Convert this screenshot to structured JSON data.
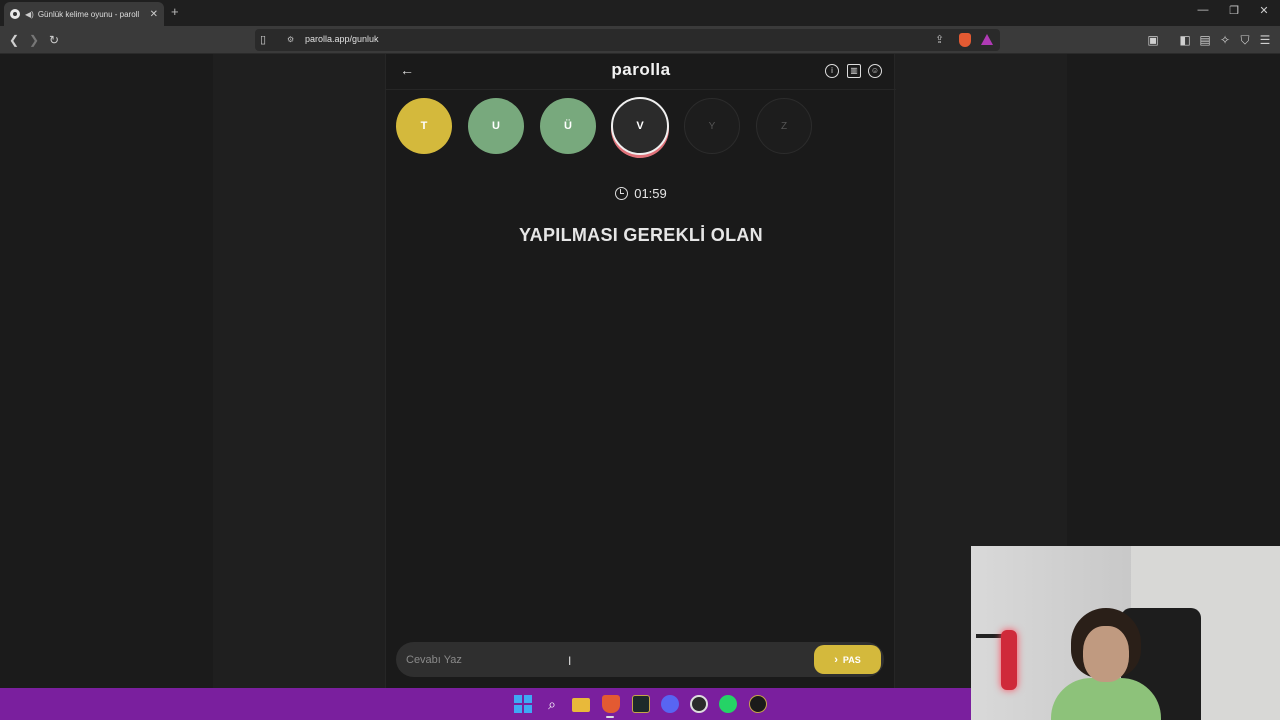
{
  "browser": {
    "tab_title": "Günlük kelime oyunu - paroll",
    "url": "parolla.app/gunluk"
  },
  "app": {
    "logo": "parolla",
    "letters": [
      {
        "letter": "T",
        "state": "yellow"
      },
      {
        "letter": "U",
        "state": "green"
      },
      {
        "letter": "Ü",
        "state": "green"
      },
      {
        "letter": "V",
        "state": "active"
      },
      {
        "letter": "Y",
        "state": "empty"
      },
      {
        "letter": "Z",
        "state": "empty"
      }
    ],
    "timer": "01:59",
    "question": "YAPILMASI GEREKLİ OLAN",
    "answer_placeholder": "Cevabı Yaz",
    "pass_label": "PAS"
  },
  "colors": {
    "yellow": "#d4b93c",
    "green": "#78a97d",
    "active_ring": "#e0727a",
    "taskbar": "#7a1f9e"
  }
}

____

__Goal__
Pull out every line above that holds the word "parolla".

__Worked answer__
    "url": "parolla.app/gunluk"
    "logo": "parolla",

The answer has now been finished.